> **GOAL**:
What is the number of lines containing the string "Club"? Answer with the number only.

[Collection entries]
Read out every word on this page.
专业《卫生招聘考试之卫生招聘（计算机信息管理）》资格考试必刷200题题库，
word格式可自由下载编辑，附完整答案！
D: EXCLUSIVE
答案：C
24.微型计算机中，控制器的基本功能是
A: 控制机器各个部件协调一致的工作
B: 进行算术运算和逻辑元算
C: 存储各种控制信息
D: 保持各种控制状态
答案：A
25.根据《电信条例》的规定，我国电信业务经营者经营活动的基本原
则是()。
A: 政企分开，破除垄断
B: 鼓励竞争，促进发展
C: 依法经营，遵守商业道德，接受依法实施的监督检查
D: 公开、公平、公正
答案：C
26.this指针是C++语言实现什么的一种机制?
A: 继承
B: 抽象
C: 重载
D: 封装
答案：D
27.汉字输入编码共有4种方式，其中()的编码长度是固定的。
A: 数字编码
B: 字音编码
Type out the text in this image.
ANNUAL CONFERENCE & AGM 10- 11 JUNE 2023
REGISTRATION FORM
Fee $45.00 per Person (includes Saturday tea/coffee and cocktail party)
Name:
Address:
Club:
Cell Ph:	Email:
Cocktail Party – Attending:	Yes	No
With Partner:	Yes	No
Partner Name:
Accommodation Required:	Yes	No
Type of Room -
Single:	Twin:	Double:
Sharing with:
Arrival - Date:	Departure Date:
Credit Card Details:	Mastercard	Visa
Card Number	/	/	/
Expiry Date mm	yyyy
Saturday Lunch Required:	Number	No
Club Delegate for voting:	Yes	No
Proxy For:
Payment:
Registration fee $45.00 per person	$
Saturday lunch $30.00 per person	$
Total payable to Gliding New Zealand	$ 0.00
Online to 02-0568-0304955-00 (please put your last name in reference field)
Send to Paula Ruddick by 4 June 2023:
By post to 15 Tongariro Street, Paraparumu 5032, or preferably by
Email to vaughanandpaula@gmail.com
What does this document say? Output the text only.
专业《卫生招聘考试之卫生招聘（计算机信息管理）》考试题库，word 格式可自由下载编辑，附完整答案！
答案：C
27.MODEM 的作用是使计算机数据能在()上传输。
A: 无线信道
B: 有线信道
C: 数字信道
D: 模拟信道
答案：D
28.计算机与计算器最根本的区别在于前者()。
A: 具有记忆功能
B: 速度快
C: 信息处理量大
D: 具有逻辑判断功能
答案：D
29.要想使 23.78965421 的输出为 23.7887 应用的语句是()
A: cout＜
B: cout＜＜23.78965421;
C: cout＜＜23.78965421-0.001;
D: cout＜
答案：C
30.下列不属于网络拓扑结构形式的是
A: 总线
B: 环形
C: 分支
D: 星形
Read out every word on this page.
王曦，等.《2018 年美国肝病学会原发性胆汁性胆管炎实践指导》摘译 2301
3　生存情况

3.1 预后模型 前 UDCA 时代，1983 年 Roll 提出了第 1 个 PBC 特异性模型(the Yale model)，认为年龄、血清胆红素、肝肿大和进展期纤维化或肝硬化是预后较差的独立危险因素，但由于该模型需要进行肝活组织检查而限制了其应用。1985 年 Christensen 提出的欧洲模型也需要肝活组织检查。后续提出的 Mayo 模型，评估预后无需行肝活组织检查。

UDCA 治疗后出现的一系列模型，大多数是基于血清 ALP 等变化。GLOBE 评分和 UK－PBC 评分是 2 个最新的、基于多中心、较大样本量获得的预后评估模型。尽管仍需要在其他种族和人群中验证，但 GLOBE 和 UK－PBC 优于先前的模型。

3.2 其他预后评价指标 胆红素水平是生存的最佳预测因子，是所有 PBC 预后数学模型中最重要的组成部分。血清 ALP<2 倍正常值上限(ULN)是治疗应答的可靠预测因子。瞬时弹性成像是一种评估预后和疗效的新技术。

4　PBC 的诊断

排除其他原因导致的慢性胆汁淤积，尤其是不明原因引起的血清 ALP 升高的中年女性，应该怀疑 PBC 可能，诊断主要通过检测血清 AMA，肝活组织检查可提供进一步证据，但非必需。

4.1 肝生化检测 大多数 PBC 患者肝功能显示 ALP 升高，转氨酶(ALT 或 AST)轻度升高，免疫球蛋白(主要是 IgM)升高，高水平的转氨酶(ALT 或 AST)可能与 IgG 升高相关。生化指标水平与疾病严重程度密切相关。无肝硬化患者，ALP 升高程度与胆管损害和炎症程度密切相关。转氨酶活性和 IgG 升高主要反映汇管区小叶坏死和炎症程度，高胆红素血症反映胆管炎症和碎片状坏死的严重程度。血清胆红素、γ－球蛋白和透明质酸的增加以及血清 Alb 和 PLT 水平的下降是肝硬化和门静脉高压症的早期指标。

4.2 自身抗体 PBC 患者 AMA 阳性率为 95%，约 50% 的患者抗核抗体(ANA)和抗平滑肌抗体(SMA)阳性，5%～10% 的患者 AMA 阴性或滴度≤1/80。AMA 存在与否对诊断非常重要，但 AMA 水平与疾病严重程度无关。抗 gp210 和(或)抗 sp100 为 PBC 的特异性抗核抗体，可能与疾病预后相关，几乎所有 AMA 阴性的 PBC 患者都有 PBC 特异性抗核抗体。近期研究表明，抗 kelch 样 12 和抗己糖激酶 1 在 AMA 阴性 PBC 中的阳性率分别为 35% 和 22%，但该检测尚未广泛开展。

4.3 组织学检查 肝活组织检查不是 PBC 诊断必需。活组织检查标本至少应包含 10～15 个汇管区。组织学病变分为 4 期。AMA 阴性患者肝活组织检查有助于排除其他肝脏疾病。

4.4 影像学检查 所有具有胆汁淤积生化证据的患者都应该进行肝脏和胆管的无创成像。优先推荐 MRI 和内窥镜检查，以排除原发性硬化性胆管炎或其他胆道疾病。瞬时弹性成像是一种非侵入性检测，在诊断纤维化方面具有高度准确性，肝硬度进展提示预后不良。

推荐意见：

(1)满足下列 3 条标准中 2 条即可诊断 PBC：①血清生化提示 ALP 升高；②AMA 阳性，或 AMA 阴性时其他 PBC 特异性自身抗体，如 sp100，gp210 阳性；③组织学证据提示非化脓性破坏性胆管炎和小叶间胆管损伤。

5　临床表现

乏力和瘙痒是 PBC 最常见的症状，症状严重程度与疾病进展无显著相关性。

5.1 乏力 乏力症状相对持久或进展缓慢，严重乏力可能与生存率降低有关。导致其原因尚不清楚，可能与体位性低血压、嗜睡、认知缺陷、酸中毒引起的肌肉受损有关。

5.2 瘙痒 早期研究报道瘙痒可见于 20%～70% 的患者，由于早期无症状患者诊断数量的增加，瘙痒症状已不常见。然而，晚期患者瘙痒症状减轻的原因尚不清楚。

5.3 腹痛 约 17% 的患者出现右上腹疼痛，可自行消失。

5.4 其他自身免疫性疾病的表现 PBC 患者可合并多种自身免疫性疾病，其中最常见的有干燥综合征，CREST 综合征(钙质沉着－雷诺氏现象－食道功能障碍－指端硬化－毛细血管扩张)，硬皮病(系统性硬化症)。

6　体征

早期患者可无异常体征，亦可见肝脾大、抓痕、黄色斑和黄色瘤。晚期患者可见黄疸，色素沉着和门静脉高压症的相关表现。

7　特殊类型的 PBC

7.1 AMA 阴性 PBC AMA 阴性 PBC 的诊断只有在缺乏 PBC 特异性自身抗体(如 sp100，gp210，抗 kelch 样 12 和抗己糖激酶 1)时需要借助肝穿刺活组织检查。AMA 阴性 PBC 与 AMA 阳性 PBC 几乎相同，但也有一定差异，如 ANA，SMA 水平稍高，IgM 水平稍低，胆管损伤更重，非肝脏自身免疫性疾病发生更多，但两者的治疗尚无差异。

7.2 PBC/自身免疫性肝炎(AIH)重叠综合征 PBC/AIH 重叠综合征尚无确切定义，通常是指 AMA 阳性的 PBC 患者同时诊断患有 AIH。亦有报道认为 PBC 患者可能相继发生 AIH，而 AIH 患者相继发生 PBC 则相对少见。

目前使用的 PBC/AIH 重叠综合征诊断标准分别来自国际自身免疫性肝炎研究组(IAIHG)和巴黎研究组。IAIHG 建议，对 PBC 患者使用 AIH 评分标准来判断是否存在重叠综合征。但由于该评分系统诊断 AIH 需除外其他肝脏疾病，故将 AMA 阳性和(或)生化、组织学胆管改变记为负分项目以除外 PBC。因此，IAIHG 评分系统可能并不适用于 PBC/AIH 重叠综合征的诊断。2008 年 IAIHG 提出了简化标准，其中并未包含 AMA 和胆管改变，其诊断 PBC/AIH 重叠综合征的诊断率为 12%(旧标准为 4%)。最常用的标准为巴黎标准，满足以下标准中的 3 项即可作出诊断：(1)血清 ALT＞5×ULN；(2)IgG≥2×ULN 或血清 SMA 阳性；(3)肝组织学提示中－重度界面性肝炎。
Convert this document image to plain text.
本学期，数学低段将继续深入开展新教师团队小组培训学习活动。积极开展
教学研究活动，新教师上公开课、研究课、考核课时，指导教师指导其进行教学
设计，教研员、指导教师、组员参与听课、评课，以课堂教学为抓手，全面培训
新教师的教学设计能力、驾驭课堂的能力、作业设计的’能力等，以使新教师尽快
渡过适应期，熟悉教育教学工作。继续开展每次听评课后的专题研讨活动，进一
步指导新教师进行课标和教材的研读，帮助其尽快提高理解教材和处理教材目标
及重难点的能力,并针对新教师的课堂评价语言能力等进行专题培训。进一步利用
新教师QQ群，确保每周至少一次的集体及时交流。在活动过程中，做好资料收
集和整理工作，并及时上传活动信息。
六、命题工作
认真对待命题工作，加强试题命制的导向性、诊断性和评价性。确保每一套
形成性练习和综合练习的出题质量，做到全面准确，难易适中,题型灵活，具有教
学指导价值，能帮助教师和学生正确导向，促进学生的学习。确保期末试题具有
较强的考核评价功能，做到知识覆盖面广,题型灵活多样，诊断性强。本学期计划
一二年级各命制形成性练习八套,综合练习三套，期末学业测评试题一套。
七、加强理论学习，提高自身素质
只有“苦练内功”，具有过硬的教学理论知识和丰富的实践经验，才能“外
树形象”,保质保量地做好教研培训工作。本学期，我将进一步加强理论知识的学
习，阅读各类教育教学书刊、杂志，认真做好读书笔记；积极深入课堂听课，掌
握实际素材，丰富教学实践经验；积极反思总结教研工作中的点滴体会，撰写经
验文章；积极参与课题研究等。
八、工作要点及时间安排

> **TASK SOLUTION**:
2